Dataset rows
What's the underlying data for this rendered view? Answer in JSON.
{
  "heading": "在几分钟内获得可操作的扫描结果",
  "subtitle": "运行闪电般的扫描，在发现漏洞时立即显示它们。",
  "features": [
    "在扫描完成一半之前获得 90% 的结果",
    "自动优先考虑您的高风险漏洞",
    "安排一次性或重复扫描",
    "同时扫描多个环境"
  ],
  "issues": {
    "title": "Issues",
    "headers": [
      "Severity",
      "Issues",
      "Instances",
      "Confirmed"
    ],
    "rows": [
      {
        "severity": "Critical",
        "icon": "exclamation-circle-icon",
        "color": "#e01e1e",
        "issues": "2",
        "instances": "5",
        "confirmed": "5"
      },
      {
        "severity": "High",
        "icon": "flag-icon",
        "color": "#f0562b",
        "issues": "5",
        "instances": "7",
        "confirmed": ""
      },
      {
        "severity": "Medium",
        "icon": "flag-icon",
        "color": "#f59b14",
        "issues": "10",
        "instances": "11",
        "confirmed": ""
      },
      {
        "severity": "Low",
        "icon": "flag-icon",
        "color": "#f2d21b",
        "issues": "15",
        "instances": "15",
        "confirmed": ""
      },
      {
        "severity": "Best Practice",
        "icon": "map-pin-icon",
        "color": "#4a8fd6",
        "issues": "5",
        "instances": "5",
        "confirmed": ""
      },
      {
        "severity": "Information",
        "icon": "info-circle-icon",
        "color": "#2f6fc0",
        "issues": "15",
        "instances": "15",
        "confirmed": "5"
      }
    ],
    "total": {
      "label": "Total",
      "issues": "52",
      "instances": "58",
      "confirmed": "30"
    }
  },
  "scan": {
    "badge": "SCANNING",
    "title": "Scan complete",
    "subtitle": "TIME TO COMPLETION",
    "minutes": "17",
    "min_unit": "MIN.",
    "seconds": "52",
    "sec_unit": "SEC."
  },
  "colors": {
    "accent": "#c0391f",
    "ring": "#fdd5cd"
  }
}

Set exercise —
Each line must be given again exactly as written above.

The answer —
What's the underlying data for this rendered view? Answer in JSON.
{
  "heading": "在几分钟内获得可操作的扫描结果",
  "subtitle": "运行闪电般的扫描，在发现漏洞时立即显示它们。",
  "features": [
    "在扫描完成一半之前获得 90% 的结果",
    "自动优先考虑您的高风险漏洞",
    "安排一次性或重复扫描",
    "同时扫描多个环境"
  ],
  "issues": {
    "title": "Issues",
    "headers": [
      "Severity",
      "Issues",
      "Instances",
      "Confirmed"
    ],
    "rows": [
      {
        "severity": "Critical",
        "icon": "exclamation-circle-icon",
        "color": "#e01e1e",
        "issues": "2",
        "instances": "5",
        "confirmed": "5"
      },
      {
        "severity": "High",
        "icon": "flag-icon",
        "color": "#f0562b",
        "issues": "5",
        "instances": "7",
        "confirmed": ""
      },
      {
        "severity": "Medium",
        "icon": "flag-icon",
        "color": "#f59b14",
        "issues": "10",
        "instances": "11",
        "confirmed": ""
      },
      {
        "severity": "Low",
        "icon": "flag-icon",
        "color": "#f2d21b",
        "issues": "15",
        "instances": "15",
        "confirmed": ""
      },
      {
        "severity": "Best Practice",
        "icon": "map-pin-icon",
        "color": "#4a8fd6",
        "issues": "5",
        "instances": "5",
        "confirmed": ""
      },
      {
        "severity": "Information",
        "icon": "info-circle-icon",
        "color": "#2f6fc0",
        "issues": "15",
        "instances": "15",
        "confirmed": "5"
      }
    ],
    "total": {
      "label": "Total",
      "issues": "52",
      "instances": "58",
      "confirmed": "30"
    }
  },
  "scan": {
    "badge": "SCANNING",
    "title": "Scan complete",
    "subtitle": "TIME TO COMPLETION",
    "minutes": "17",
    "min_unit": "MIN.",
    "seconds": "52",
    "sec_unit": "SEC."
  },
  "colors": {
    "accent": "#c0391f",
    "ring": "#fdd5cd"
  }
}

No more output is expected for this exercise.